◆ Required task A: Could you format the lines of the entries below, from the first line through the line that contains "Text: The amount", as a Markdown table with the columns Row and Line, leaving out any blank lines?

◆ Passage given:

§

WASHINGTON — By the time President Donald Trump met with congressional leaders on the afternoon of June 20, he had already decided to retaliate against Iran for shooting down a U.S. surveillance drone. But for once, he kept his cards close to the vest, soliciting advice rather than doing all of the talking.
“Why don’t you go after the launch sites?” a Republican lawmaker asked.
“Well,” Trump replied with a hint, “I think you’ll like the decision.”
But barely three hours later, Trump had changed his mind. Without consulting his vice president, secretary of state or national security adviser, he reversed himself and, with ships readying missiles and airplanes already in the skies, told the Pentagon to call off the airstrikes with only 10 minutes to go. When Vice President Mike Pence and other officials returned to the White House for what they expected would be a long night of monitoring a military operation, they were stunned to learn the attack was off.
That about-face, so typically impulsive, instinctive and removed from any process, proved a decision point for a president who has often threatened to “totally destroy” enemies but at the same time has promised to extricate the United States from Middle East wars. It revealed a commander in chief more cautious than critics have assumed, yet underscored the limited options in a confrontation he had set in motion.
Three months later, some of Trump’s own allies fear the failure to follow through was taken by Iran as a sign of weakness, emboldening it to attack oil facilities in Saudi Arabia this month. Trump argues his decision was an expression of long-overdue restraint by a nation that has wasted too many lives and dollars overseas.
But he finds himself back where he was in June, wrestling with the consequences of using force and the consequences of avoiding it, except now Iran is accused of an even more brazen provocation, and the stakes seem even higher.
As Trump again weighs retaliation against Iran, this time for the Saudi attacks, the choice he made in June is instructive in the insight it provides into how the president approaches a life-or-death decision committing U.S. forces against an enemy.
This account of that day in June is based on interviews with White House aides, Pentagon officials, military officers, American and foreign diplomats, members of Congress and outside presidential advisers, most of whom asked not to be identified describing private conversations.

§

Stored items:
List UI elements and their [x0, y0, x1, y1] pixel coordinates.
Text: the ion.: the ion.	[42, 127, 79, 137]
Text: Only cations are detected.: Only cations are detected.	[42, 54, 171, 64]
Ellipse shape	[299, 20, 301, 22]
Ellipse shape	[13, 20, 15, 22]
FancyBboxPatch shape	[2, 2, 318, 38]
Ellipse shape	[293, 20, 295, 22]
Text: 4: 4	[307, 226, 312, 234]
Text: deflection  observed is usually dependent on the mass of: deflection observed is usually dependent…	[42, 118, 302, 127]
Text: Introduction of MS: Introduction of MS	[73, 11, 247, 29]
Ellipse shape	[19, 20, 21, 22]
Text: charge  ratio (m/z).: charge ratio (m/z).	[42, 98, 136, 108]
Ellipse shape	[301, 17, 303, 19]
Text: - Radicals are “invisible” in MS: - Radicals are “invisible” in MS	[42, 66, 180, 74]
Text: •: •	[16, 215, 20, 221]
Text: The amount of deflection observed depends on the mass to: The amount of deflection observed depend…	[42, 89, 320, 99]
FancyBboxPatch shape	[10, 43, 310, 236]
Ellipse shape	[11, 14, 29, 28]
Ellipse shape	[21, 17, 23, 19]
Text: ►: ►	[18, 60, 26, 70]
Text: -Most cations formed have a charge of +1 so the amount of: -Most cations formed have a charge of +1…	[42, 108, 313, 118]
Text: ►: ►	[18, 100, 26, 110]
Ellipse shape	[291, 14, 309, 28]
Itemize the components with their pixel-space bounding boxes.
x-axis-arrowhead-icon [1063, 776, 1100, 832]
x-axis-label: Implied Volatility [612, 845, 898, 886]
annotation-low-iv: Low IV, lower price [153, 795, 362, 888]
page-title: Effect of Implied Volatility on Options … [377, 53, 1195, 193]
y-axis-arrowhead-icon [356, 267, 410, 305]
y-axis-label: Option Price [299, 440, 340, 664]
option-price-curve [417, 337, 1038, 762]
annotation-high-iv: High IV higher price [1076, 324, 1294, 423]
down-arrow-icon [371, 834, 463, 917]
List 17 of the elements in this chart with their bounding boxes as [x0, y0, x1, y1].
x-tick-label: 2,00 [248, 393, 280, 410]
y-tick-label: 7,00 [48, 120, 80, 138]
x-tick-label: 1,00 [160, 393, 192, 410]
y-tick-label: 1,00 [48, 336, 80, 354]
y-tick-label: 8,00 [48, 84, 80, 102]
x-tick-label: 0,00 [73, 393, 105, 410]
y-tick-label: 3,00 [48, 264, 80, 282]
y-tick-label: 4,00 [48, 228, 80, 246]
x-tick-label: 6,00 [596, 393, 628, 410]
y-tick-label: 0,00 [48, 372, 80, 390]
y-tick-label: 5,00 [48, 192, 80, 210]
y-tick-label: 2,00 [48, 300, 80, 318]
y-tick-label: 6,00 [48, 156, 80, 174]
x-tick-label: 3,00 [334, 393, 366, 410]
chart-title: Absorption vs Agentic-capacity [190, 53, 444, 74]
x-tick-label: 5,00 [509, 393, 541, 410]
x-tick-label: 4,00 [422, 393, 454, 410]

§

◆ Required task B: Can you quote the article on Trump's called-off strike on Iran word for word, from "Three months later, some" to "and dollars overseas."?

◆ Result A:
| Row | Line |
|---|---|
| 1 | List UI elements and their [x0, y0, x1, y1] pixel coordinates. |
| 2 | Text: the ion.: the ion.	[42, 127, 79, 137] |
| 3 | Text: Only cations are detected.: Only cations are detected.	[42, 54, 171, 64] |
| 4 | Ellipse shape	[299, 20, 301, 22] |
| 5 | Ellipse shape	[13, 20, 15, 22] |
| 6 | FancyBboxPatch shape	[2, 2, 318, 38] |
| 7 | Ellipse shape	[293, 20, 295, 22] |
| 8 | Text: 4: 4	[307, 226, 312, 234] |
| 9 | Text: deflection  observed is usually dependent on the mass of: deflection observed is usually dependent…	[42, 118, 302, 127] |
| 10 | Text: Introduction of MS: Introduction of MS	[73, 11, 247, 29] |
| 11 | Ellipse shape	[19, 20, 21, 22] |
| 12 | Text: charge  ratio (m/z).: charge ratio (m/z).	[42, 98, 136, 108] |
| 13 | Ellipse shape	[301, 17, 303, 19] |
| 14 | Text: - Radicals are “invisible” in MS: - Radicals are “invisible” in MS	[42, 66, 180, 74] |
| 15 | Text: •: •	[16, 215, 20, 221] |
| 16 | Text: The amount of deflection observed depends on the mass to: The amount of deflection observed depend…	[42, 89, 320, 99] |

◆ Result B:
Three months later, some of Trump’s own allies fear the failure to follow through was taken by Iran as a sign of weakness, emboldening it to attack oil facilities in Saudi Arabia this month. Trump argues his decision was an expression of long-overdue restraint by a nation that has wasted too many lives and dollars overseas.